## Written request
Where a line in the listing contains the string "Wird", copy that line out.

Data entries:
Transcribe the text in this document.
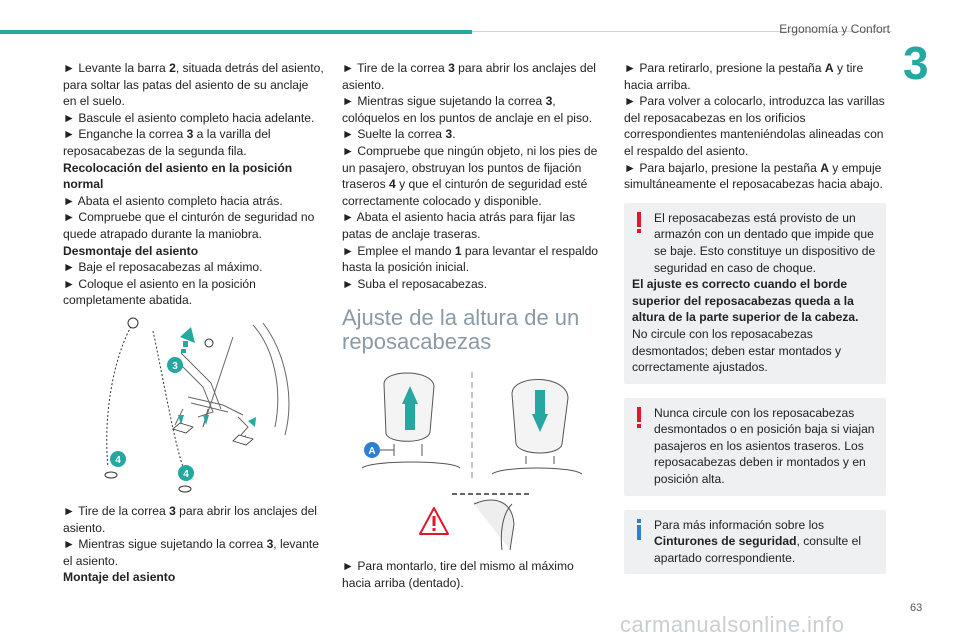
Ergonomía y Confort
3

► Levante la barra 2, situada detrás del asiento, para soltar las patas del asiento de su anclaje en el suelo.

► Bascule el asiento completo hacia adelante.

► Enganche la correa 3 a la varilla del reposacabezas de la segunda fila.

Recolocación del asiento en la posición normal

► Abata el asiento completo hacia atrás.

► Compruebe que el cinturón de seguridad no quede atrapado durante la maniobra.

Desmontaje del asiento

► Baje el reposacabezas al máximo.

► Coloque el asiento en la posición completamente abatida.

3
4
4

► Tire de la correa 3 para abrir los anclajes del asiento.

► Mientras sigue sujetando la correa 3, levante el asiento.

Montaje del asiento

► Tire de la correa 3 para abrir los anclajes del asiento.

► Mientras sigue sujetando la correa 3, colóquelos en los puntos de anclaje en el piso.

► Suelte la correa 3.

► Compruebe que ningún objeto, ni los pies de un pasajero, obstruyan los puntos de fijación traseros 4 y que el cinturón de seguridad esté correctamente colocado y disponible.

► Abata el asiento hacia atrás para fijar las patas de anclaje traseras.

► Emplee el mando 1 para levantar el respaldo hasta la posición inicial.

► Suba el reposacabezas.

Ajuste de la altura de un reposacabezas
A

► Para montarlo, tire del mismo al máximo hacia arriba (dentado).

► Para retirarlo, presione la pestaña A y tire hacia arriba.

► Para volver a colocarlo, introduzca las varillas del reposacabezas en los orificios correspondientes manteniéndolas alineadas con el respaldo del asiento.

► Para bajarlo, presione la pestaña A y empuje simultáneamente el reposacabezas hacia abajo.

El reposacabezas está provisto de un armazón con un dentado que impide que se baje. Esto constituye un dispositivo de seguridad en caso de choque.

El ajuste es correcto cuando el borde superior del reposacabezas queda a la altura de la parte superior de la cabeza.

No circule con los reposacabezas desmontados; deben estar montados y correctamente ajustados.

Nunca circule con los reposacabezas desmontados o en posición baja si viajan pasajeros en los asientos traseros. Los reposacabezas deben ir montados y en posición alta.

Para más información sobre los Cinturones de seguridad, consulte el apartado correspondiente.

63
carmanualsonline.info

==

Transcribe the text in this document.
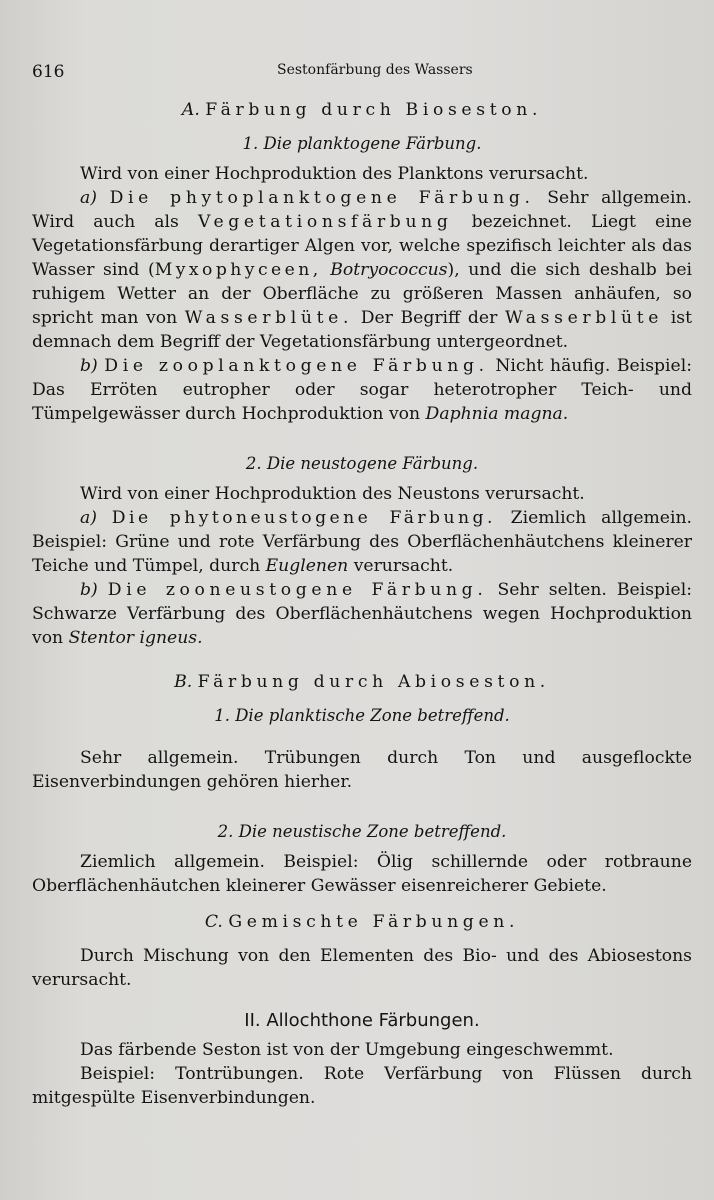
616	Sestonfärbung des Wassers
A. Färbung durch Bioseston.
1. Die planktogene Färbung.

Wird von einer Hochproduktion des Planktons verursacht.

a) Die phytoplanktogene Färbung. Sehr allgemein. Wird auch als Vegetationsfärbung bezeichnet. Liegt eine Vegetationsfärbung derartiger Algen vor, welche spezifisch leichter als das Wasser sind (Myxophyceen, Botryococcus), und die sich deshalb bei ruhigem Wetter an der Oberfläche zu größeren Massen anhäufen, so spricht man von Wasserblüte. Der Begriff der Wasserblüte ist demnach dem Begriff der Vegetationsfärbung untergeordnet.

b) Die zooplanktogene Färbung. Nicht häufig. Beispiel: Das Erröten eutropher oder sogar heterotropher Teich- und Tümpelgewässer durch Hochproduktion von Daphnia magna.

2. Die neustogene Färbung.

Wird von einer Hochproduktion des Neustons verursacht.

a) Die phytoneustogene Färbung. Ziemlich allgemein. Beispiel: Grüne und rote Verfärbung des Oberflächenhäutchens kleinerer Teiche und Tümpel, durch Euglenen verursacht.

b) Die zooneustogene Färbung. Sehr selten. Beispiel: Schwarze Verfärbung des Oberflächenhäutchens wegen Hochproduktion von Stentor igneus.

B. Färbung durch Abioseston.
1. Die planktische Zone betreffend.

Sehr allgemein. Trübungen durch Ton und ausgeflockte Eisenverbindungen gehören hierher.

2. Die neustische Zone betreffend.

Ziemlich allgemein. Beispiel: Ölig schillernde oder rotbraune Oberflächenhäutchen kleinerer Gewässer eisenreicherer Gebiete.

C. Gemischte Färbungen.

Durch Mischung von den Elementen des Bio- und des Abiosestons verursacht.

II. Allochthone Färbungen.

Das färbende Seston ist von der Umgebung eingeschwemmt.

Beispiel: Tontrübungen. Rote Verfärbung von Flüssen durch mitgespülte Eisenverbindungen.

## Solution
Wird von einer Hochproduktion des Planktons verursacht.
a) Die phytoplanktogene Färbung. Sehr allgemein. Wird auch als Vegetationsfärbung bezeichnet. Liegt eine Vegetationsfärbung derartiger Algen vor, welche spezifisch leichter als das Wasser sind (Myxophyceen, Botryococcus), und die sich deshalb bei ruhigem Wetter an der Oberfläche zu größeren Massen anhäufen, so spricht man von Wasserblüte. Der Begriff der Wasserblüte ist demnach dem Begriff der Vegetationsfärbung untergeordnet.
Wird von einer Hochproduktion des Neustons verursacht.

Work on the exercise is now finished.